[Source data]
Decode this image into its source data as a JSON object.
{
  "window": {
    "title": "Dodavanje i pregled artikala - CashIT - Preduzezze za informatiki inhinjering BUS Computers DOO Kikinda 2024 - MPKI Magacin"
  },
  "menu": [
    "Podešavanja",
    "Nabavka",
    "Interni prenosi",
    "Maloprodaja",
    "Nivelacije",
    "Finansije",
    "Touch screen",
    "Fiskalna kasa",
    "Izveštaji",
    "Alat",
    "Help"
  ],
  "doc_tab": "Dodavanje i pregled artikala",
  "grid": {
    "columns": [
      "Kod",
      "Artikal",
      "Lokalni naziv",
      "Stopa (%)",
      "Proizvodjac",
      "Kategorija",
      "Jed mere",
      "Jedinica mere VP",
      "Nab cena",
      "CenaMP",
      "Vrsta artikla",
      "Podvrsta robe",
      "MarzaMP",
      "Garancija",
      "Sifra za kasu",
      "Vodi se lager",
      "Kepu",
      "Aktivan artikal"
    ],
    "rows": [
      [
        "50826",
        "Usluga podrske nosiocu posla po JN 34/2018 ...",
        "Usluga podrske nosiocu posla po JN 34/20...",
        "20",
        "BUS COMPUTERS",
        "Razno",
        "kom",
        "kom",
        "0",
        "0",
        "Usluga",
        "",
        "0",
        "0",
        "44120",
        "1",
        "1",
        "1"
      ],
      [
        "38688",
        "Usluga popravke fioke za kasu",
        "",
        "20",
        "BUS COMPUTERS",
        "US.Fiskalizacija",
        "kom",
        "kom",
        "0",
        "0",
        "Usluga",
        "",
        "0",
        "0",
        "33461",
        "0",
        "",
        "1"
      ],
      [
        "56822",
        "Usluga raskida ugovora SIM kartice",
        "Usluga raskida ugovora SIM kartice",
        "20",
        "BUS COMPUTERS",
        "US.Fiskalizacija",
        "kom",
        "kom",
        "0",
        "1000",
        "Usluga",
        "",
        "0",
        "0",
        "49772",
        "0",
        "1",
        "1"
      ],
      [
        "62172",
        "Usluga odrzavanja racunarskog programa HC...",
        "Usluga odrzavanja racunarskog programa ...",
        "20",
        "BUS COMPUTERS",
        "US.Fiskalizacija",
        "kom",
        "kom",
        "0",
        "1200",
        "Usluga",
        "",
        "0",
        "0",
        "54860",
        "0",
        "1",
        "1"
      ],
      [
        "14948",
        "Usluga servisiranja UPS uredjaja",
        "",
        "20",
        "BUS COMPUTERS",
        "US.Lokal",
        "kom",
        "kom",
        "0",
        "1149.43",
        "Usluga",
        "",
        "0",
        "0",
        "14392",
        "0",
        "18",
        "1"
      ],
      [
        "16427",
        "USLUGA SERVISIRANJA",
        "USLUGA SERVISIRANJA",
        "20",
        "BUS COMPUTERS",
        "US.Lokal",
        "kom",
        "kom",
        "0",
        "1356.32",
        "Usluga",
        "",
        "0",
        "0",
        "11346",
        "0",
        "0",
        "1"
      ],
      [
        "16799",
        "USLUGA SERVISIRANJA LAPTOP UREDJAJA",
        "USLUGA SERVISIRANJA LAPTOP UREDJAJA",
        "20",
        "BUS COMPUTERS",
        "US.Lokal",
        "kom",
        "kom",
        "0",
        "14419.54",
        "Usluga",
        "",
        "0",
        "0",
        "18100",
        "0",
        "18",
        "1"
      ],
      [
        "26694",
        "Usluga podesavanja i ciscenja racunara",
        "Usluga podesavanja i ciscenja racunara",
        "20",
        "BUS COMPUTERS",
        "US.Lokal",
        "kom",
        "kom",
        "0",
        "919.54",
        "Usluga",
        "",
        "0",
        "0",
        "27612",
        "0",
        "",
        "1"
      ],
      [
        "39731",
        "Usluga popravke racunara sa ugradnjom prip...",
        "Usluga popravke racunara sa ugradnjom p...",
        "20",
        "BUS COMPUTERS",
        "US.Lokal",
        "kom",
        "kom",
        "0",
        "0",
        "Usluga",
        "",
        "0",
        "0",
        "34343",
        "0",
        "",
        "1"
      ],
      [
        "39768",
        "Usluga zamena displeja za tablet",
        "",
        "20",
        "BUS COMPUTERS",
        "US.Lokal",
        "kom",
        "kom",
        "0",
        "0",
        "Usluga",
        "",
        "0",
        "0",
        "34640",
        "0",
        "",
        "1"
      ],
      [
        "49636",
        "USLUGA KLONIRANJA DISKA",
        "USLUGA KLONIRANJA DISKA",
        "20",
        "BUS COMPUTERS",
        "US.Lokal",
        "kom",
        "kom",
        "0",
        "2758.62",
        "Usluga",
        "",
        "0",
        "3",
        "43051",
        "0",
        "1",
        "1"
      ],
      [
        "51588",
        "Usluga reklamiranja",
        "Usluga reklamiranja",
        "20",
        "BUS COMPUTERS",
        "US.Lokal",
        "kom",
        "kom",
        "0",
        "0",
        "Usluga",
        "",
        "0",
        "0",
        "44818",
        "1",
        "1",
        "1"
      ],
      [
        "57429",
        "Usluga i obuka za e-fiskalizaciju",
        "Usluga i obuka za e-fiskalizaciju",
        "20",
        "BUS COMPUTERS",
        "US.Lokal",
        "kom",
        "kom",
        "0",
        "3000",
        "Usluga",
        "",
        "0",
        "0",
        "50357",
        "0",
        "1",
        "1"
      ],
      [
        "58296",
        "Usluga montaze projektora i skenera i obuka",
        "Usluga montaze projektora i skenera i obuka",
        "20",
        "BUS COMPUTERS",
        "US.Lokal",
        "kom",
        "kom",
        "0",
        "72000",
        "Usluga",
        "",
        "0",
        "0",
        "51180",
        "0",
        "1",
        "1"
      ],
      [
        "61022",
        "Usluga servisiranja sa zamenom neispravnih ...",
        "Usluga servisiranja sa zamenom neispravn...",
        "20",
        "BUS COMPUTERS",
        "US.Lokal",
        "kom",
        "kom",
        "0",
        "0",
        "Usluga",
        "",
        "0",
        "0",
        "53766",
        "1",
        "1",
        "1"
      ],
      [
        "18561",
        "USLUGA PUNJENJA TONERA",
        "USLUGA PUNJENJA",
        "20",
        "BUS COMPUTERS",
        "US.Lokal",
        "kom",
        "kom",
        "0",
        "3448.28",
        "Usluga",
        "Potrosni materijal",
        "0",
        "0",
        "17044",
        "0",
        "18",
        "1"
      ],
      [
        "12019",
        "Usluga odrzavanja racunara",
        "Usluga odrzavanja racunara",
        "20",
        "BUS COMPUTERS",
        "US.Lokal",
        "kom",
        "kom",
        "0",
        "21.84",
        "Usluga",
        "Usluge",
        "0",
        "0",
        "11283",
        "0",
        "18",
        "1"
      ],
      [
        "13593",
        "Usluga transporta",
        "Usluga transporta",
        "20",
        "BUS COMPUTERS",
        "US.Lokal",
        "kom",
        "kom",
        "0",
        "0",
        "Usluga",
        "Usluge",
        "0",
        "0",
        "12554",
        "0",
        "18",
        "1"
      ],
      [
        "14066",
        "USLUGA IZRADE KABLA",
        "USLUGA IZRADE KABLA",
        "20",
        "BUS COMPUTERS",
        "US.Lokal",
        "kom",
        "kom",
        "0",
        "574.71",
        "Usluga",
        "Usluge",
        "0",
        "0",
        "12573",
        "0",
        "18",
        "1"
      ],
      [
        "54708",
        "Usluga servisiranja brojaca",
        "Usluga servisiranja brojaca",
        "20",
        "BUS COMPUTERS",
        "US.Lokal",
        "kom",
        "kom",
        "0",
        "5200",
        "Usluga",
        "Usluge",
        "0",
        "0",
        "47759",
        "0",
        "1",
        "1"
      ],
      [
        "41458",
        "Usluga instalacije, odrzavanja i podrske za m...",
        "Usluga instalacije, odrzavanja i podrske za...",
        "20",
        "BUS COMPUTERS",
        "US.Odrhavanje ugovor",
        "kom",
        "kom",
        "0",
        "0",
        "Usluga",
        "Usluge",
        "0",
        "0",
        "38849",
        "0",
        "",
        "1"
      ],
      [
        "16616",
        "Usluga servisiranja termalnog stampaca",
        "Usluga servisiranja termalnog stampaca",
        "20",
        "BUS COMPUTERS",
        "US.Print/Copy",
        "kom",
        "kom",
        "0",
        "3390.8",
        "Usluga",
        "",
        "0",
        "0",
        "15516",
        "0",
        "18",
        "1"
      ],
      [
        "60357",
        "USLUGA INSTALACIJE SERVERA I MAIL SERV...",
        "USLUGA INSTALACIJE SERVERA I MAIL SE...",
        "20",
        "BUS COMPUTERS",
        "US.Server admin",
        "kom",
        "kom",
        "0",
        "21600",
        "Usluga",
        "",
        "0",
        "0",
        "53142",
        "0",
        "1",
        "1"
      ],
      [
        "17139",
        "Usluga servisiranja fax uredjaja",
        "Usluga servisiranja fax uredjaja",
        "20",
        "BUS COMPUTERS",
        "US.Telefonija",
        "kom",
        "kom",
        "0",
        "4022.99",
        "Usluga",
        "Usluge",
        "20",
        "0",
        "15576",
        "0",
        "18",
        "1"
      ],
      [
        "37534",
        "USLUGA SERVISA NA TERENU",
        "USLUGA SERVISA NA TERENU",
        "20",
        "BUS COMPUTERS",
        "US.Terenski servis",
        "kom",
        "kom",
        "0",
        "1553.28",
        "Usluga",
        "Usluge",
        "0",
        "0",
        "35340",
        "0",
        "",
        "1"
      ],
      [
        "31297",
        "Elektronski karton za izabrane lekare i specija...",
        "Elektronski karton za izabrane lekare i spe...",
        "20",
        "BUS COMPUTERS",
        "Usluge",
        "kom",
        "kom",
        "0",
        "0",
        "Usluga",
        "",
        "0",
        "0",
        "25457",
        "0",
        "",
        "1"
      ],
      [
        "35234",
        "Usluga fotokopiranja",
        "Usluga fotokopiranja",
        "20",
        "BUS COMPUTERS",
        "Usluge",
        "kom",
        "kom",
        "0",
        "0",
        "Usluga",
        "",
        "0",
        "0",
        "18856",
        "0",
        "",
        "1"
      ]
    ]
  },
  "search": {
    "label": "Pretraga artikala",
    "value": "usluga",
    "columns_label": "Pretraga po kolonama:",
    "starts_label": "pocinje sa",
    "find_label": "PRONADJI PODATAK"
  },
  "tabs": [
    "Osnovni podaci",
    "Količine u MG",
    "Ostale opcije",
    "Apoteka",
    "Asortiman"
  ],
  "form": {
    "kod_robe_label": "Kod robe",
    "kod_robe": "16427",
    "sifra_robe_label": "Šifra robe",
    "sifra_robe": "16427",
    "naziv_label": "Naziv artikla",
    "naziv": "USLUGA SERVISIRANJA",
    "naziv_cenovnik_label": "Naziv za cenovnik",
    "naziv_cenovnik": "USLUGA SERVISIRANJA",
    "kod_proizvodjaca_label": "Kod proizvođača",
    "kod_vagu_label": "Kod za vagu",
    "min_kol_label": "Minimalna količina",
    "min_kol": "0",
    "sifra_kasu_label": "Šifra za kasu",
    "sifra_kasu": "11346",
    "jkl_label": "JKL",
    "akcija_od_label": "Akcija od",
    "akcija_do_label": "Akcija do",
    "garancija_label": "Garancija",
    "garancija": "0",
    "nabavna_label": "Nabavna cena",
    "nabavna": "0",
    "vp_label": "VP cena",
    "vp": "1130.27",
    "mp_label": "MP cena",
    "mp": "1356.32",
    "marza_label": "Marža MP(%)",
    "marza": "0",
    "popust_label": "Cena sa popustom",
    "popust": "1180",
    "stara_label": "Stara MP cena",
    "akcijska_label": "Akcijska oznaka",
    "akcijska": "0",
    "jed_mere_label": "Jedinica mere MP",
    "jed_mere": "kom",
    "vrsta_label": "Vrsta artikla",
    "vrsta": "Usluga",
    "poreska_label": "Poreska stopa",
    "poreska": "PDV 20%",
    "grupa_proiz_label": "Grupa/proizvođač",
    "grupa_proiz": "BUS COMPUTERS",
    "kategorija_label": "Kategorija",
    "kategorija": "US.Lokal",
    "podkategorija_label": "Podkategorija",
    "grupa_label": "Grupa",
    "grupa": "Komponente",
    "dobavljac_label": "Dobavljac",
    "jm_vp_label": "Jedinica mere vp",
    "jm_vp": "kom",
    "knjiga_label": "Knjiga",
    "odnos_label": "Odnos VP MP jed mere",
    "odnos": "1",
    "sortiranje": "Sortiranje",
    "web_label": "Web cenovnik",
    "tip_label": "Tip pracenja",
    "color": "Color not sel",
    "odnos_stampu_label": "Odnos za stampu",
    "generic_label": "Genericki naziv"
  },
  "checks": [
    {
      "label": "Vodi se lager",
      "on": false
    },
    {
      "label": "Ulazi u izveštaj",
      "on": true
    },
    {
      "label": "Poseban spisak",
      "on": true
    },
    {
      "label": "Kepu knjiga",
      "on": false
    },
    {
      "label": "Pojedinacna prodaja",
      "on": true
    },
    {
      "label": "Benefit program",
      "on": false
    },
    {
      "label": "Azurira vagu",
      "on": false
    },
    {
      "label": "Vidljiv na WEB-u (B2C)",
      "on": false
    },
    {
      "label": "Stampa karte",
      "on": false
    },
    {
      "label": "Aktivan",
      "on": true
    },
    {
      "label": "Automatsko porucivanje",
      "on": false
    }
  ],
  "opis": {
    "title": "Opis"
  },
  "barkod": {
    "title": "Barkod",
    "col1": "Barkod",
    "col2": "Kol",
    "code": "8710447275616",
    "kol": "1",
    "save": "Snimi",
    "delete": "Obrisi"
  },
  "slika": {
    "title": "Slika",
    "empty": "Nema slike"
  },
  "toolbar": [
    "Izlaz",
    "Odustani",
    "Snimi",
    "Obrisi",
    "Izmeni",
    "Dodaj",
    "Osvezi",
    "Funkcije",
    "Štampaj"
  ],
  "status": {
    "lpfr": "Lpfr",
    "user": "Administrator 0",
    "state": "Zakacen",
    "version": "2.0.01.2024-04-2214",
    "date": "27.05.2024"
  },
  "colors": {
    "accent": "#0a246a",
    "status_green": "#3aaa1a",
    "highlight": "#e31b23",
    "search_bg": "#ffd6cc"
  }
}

■ Task to complete: Which lines above contain "Akcija"? Show each of them.

■ Reply:
    "akcija_od_label": "Akcija od",
    "akcija_do_label": "Akcija do",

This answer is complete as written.